RECORDS FOR THE TASK:
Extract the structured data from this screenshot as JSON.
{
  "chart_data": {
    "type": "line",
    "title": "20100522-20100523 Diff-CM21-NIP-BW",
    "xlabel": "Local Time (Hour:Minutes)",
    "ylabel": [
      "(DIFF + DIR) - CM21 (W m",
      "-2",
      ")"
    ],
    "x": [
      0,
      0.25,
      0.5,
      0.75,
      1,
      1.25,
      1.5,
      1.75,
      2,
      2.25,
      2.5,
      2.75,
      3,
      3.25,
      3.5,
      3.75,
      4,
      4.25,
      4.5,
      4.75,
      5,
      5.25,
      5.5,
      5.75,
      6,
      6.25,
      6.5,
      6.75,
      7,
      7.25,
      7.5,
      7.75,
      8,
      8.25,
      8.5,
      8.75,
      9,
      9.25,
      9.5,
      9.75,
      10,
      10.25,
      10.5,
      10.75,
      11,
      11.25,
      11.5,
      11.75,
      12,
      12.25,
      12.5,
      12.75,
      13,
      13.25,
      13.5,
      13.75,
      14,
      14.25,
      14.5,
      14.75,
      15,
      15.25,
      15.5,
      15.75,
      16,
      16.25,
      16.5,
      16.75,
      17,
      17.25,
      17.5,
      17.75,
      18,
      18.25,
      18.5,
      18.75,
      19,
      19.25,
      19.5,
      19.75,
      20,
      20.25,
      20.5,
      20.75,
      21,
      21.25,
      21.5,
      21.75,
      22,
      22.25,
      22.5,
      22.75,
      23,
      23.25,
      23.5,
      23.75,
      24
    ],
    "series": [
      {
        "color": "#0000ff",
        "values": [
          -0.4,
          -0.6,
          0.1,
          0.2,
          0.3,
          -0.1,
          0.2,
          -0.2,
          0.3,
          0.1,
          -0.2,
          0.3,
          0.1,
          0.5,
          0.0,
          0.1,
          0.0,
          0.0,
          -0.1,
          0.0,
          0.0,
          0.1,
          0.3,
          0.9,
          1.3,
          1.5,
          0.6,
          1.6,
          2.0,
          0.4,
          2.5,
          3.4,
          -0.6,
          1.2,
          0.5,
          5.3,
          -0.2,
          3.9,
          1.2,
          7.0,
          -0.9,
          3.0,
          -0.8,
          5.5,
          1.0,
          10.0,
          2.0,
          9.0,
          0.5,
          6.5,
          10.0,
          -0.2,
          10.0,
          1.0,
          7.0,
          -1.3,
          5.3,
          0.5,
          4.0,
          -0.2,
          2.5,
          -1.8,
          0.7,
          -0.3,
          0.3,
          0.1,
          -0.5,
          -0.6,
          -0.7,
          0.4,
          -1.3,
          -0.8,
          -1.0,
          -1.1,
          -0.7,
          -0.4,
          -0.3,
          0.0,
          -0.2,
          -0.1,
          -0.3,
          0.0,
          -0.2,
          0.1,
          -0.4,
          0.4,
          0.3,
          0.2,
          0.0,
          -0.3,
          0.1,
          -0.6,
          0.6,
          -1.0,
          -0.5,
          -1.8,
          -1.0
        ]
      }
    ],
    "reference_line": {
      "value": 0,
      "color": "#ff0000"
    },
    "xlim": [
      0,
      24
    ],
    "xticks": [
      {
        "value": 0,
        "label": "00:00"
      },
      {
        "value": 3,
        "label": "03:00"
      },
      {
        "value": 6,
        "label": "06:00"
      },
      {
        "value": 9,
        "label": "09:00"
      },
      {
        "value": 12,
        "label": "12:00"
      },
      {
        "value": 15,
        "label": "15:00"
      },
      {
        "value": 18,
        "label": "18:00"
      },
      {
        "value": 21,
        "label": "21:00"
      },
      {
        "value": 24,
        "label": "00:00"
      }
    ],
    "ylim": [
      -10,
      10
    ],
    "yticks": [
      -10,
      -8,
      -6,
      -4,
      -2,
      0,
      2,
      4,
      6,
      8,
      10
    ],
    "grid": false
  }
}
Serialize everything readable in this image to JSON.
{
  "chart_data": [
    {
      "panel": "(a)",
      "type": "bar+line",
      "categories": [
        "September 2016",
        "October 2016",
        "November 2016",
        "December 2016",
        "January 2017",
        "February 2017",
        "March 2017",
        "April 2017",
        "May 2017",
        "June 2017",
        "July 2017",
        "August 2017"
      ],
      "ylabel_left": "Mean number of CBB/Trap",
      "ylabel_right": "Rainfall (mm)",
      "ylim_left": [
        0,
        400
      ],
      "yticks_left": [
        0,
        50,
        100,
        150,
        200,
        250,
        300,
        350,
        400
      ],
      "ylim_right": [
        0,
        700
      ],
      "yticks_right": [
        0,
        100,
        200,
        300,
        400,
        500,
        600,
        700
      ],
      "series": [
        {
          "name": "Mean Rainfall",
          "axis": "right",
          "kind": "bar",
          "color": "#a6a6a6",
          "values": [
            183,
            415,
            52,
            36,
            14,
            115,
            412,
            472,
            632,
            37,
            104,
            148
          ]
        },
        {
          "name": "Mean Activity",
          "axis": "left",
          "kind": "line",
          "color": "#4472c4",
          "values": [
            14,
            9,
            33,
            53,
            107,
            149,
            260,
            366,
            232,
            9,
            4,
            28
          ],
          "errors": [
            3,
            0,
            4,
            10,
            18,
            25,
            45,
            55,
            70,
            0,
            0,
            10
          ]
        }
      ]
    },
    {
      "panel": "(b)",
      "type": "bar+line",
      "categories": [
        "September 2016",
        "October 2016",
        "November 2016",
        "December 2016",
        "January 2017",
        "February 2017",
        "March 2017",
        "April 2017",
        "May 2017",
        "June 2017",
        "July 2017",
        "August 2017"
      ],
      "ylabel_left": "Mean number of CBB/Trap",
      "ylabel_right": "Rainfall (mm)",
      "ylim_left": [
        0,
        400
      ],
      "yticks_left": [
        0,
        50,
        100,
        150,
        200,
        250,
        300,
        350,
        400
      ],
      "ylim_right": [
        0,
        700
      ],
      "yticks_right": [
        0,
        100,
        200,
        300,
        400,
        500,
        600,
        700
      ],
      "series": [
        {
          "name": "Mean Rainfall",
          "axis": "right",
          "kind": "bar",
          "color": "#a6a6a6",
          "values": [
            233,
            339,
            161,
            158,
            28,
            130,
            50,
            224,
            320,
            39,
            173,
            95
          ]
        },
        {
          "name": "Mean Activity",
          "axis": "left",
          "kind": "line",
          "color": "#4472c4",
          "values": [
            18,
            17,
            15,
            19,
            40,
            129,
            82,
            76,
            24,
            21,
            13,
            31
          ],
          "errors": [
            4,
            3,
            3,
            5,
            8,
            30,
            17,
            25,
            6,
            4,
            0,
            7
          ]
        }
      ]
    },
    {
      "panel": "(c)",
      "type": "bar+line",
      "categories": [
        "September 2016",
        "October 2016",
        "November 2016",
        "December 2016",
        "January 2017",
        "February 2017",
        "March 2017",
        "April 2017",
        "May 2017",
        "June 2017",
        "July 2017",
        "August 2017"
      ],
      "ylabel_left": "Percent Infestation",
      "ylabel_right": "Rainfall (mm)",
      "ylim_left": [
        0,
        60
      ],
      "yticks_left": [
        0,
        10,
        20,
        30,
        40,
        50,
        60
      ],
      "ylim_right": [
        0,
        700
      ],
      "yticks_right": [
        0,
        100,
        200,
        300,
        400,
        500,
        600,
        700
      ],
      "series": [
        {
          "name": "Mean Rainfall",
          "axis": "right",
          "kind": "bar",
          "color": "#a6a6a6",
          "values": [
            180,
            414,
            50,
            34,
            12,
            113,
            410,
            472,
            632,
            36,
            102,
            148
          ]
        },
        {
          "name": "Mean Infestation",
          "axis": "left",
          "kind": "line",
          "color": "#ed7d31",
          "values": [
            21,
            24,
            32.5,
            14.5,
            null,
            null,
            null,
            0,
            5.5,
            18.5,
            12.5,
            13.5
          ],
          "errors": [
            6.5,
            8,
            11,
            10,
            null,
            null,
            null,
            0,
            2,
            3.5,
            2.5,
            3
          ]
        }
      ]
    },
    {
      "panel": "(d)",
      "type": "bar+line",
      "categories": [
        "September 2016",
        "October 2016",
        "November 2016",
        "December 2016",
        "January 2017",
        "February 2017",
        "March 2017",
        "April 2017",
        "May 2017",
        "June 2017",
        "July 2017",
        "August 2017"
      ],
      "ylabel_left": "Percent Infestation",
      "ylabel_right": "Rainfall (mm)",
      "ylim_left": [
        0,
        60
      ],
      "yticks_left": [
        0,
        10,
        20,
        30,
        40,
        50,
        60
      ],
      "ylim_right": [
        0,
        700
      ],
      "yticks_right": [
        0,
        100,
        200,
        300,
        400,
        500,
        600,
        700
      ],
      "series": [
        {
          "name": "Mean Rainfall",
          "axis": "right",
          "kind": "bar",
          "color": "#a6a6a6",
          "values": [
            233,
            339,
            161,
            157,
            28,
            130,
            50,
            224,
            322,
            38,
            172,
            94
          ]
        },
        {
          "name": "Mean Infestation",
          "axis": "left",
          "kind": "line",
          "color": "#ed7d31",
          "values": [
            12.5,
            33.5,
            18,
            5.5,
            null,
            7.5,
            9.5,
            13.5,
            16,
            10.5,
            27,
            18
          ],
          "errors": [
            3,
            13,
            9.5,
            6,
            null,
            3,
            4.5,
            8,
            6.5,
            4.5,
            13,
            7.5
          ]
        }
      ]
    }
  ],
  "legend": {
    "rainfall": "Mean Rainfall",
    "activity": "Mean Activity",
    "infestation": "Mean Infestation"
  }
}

TASK TO CARRY OUT:
Copy every line in the listing above where the string "this" turns up.

TASK OUTPUT:
Extract the structured data from this screenshot as JSON.
Serialize everything readable in this image to JSON.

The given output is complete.